= WHAT IS NEEDED =
Scan the records for the word "ylabel". Copy each line that includes it.

= DATA TO PROCESS =
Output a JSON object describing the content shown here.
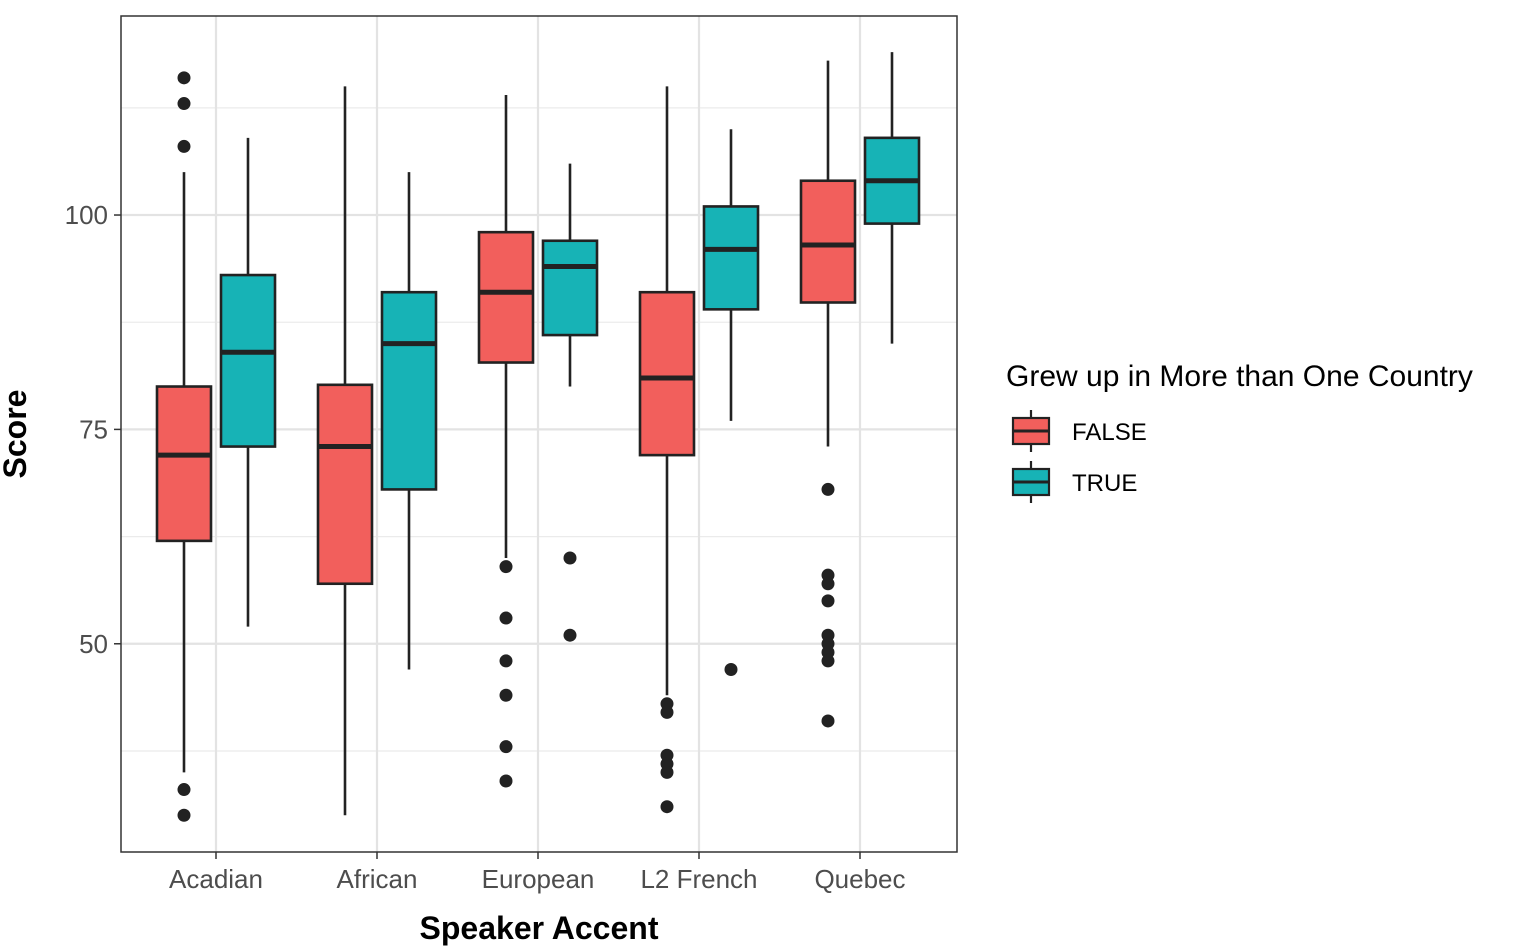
{
  "chart_data": {
    "type": "boxplot",
    "xlabel": "Speaker Accent",
    "ylabel": "Score",
    "ylim": [
      27.5,
      123
    ],
    "yticks": [
      50,
      75,
      100
    ],
    "grid": true,
    "categories": [
      "Acadian",
      "African",
      "European",
      "L2 French",
      "Quebec"
    ],
    "legend": {
      "title": "Grew up in More than One Country",
      "position": "right",
      "entries": [
        "FALSE",
        "TRUE"
      ]
    },
    "series": [
      {
        "name": "FALSE",
        "color": "#F25F5C",
        "boxes": [
          {
            "whisker_low": 35,
            "q1": 62,
            "median": 72,
            "q3": 80,
            "whisker_high": 105,
            "outliers": [
              116,
              113,
              108,
              33,
              30
            ]
          },
          {
            "whisker_low": 30,
            "q1": 57,
            "median": 73,
            "q3": 80.2,
            "whisker_high": 115,
            "outliers": []
          },
          {
            "whisker_low": 60,
            "q1": 82.8,
            "median": 91,
            "q3": 98,
            "whisker_high": 114,
            "outliers": [
              59,
              53,
              48,
              44,
              38,
              34
            ]
          },
          {
            "whisker_low": 44,
            "q1": 72,
            "median": 81,
            "q3": 91,
            "whisker_high": 115,
            "outliers": [
              43,
              42,
              37,
              36,
              35,
              31
            ]
          },
          {
            "whisker_low": 73,
            "q1": 89.8,
            "median": 96.5,
            "q3": 104,
            "whisker_high": 118,
            "outliers": [
              68,
              58,
              57,
              55,
              51,
              50,
              49,
              48,
              41
            ]
          }
        ]
      },
      {
        "name": "TRUE",
        "color": "#17B3B6",
        "boxes": [
          {
            "whisker_low": 52,
            "q1": 73,
            "median": 84,
            "q3": 93,
            "whisker_high": 109,
            "outliers": []
          },
          {
            "whisker_low": 47,
            "q1": 68,
            "median": 85,
            "q3": 91,
            "whisker_high": 105,
            "outliers": []
          },
          {
            "whisker_low": 80,
            "q1": 86,
            "median": 94,
            "q3": 97,
            "whisker_high": 106,
            "outliers": [
              60,
              51
            ]
          },
          {
            "whisker_low": 76,
            "q1": 89,
            "median": 96,
            "q3": 101,
            "whisker_high": 110,
            "outliers": [
              47
            ]
          },
          {
            "whisker_low": 85,
            "q1": 99,
            "median": 104,
            "q3": 109,
            "whisker_high": 119,
            "outliers": []
          }
        ]
      }
    ]
  }
}
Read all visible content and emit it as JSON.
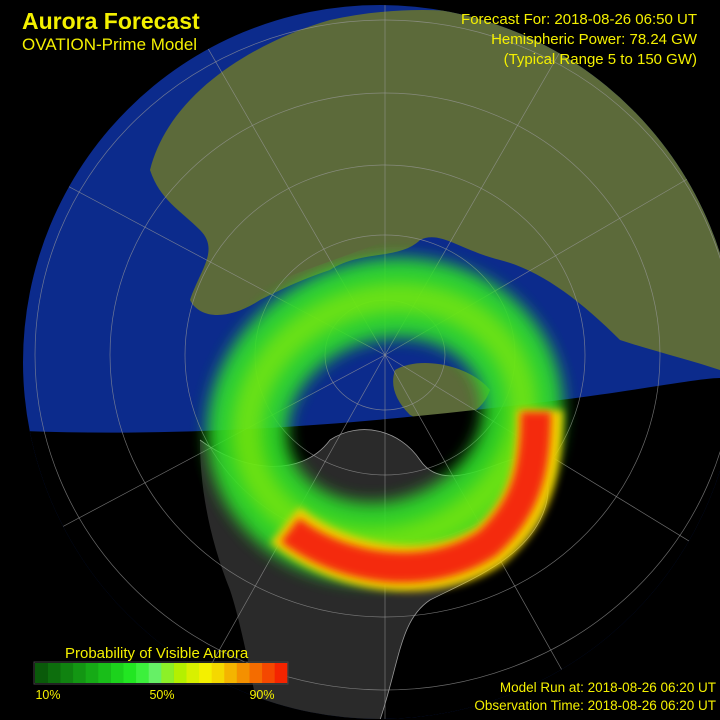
{
  "header": {
    "title": "Aurora Forecast",
    "subtitle": "OVATION-Prime Model"
  },
  "forecast": {
    "forecast_for": "Forecast For: 2018-08-26 06:50 UT",
    "power": "Hemispheric Power: 78.24 GW",
    "range": "(Typical Range 5 to 150 GW)"
  },
  "legend": {
    "title": "Probability of Visible Aurora",
    "ticks": [
      "10%",
      "50%",
      "90%"
    ]
  },
  "footer": {
    "model_run": "Model Run at: 2018-08-26 06:20 UT",
    "observation": "Observation Time: 2018-08-26 06:20 UT"
  }
}
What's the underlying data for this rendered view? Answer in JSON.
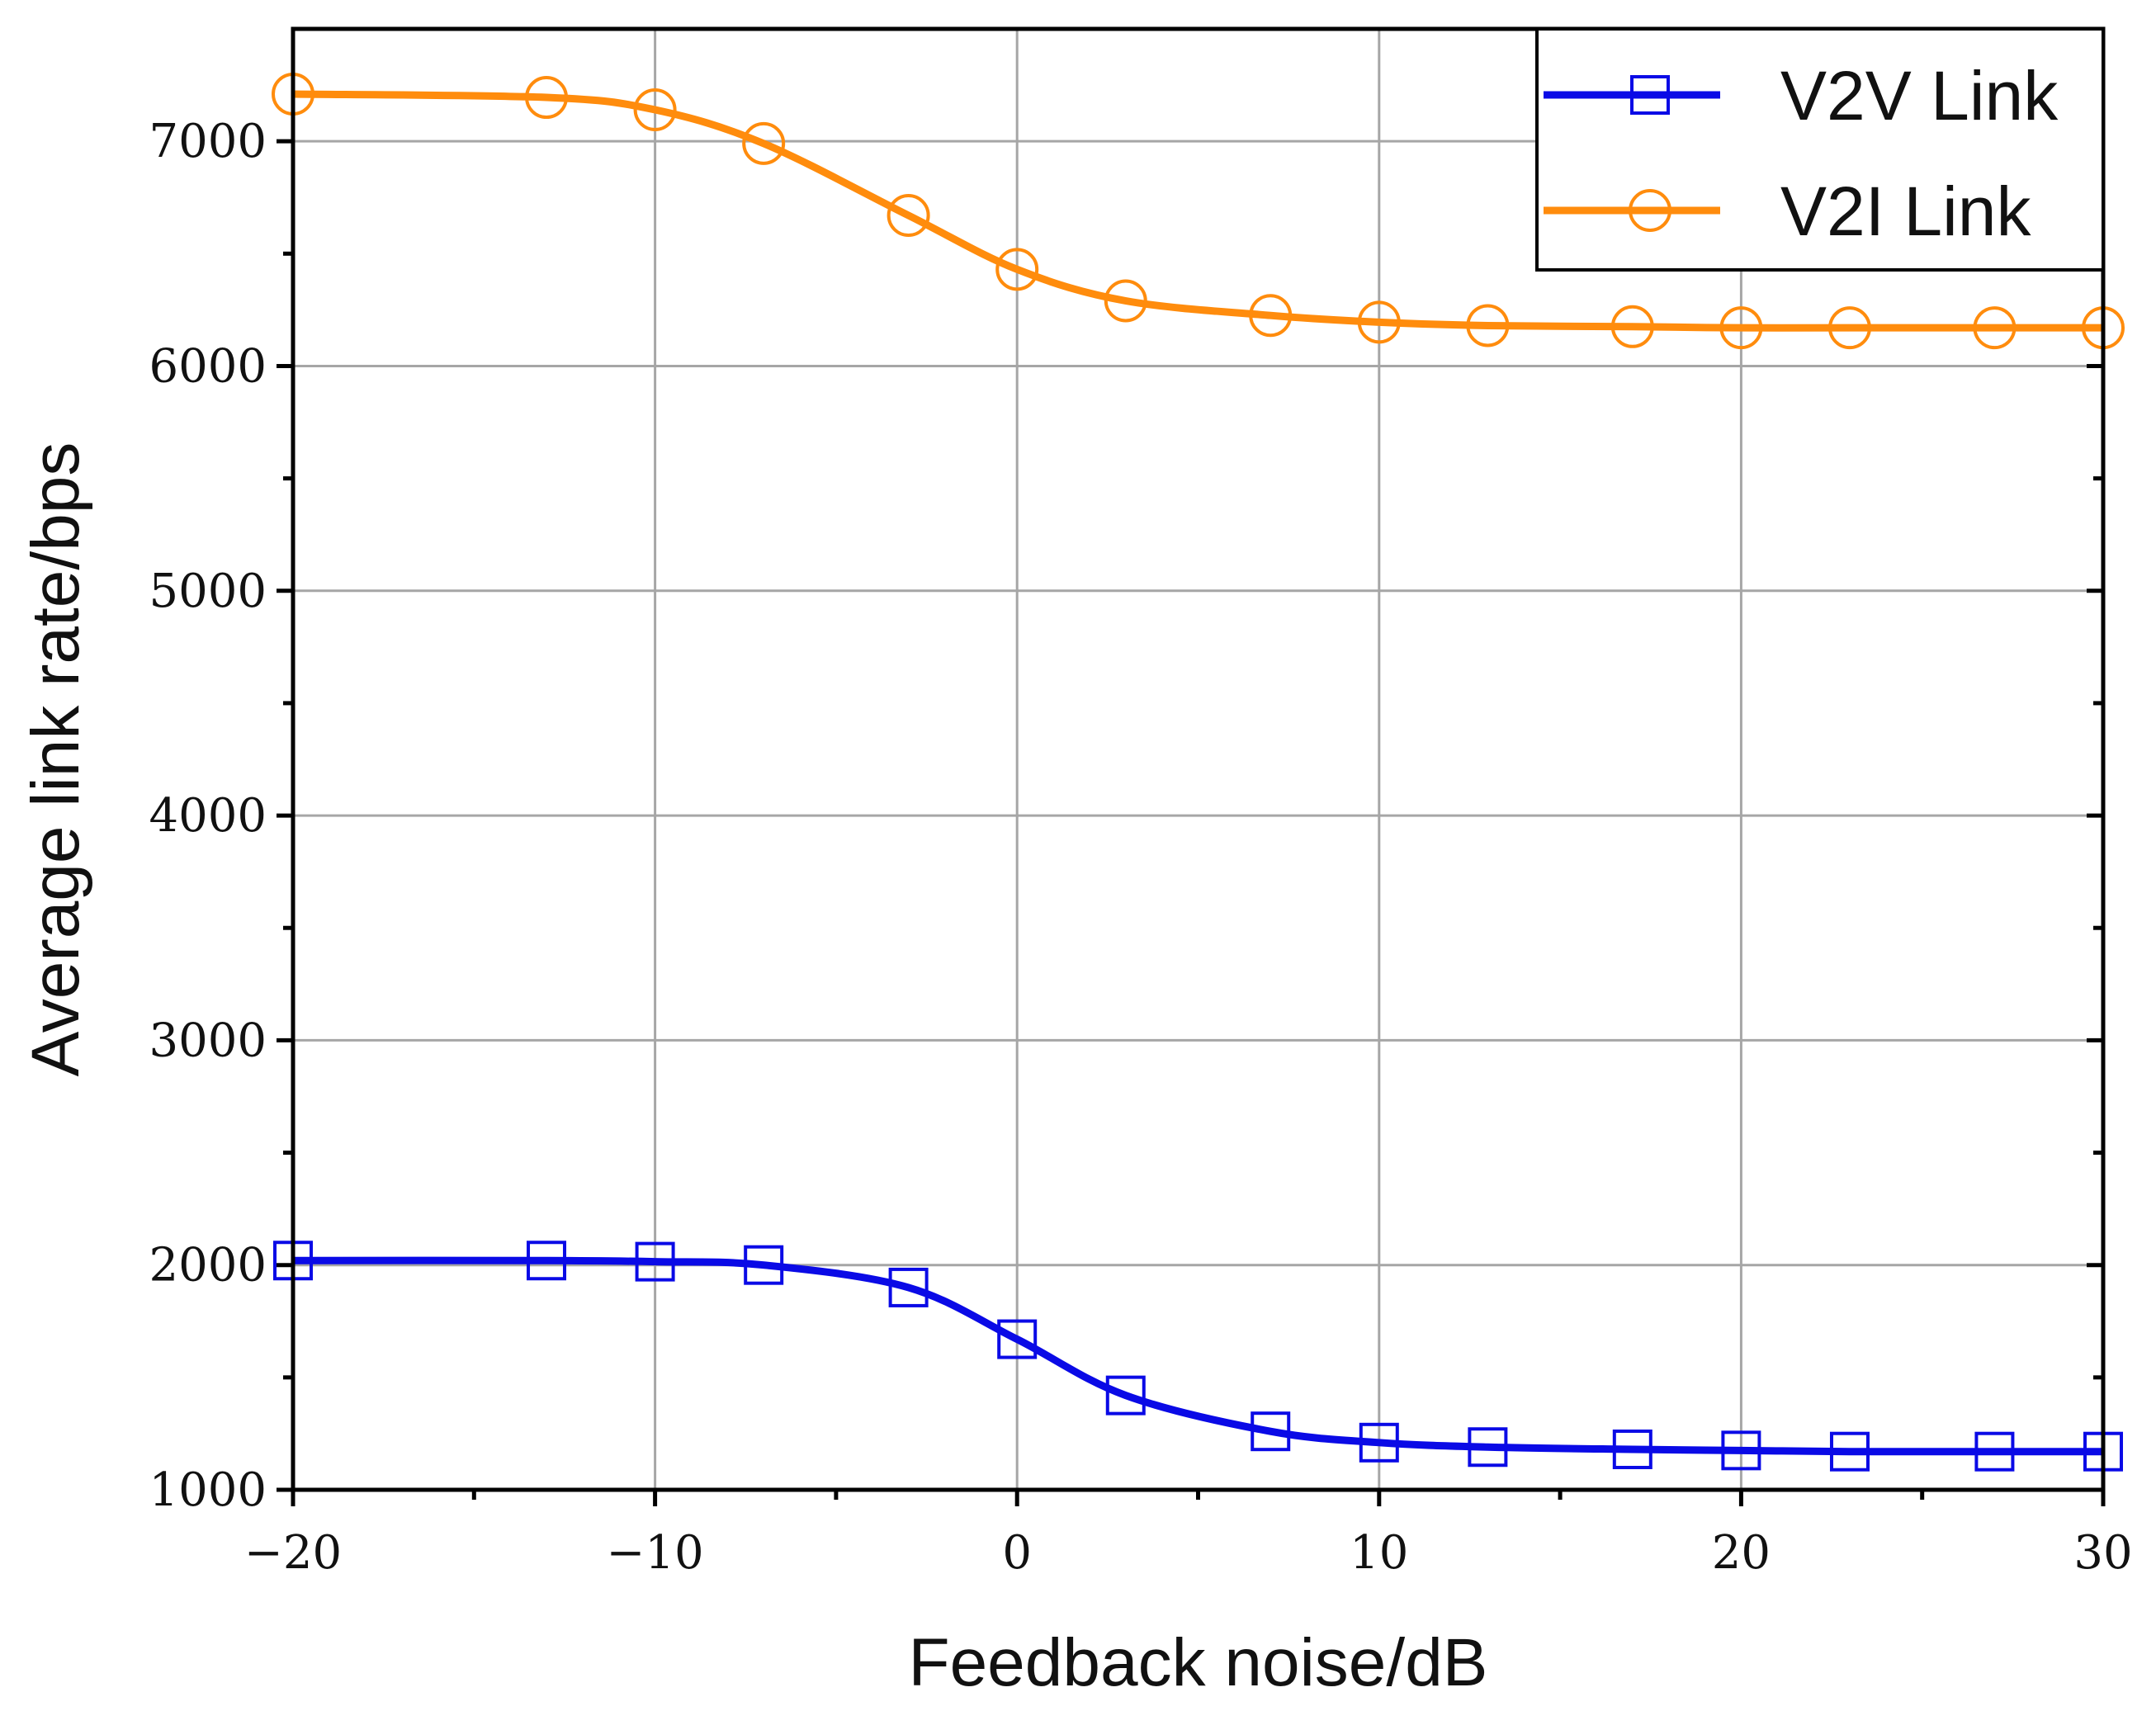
{
  "chart_data": {
    "type": "line",
    "title": "",
    "xlabel": "Feedback noise/dB",
    "ylabel": "Average link rate/bps",
    "xlim": [
      -20,
      30
    ],
    "ylim": [
      1000,
      7500
    ],
    "xticks": [
      -20,
      -10,
      0,
      10,
      20,
      30
    ],
    "xtick_labels": [
      "−20",
      "−10",
      "0",
      "10",
      "20",
      "30"
    ],
    "yticks": [
      1000,
      2000,
      3000,
      4000,
      5000,
      6000,
      7000
    ],
    "ytick_labels": [
      "1000",
      "2000",
      "3000",
      "4000",
      "5000",
      "6000",
      "7000"
    ],
    "grid": true,
    "legend_position": "top-right",
    "x": [
      -20,
      -13,
      -10,
      -7,
      -3,
      0,
      3,
      7,
      10,
      13,
      17,
      20,
      23,
      27,
      30
    ],
    "series": [
      {
        "name": "V2V Link",
        "color": "#0a0ae6",
        "marker": "square",
        "values": [
          2020,
          2020,
          2015,
          2000,
          1900,
          1670,
          1420,
          1260,
          1210,
          1190,
          1180,
          1175,
          1170,
          1170,
          1170
        ]
      },
      {
        "name": "V2I Link",
        "color": "#ff8c0d",
        "marker": "circle",
        "values": [
          7210,
          7195,
          7140,
          6990,
          6670,
          6430,
          6290,
          6225,
          6195,
          6180,
          6175,
          6170,
          6170,
          6170,
          6170
        ]
      }
    ]
  }
}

= RESULT OF THE EXERCISE =
    "ylabel": "Score",
    "ylabel": "Average link rate/bps",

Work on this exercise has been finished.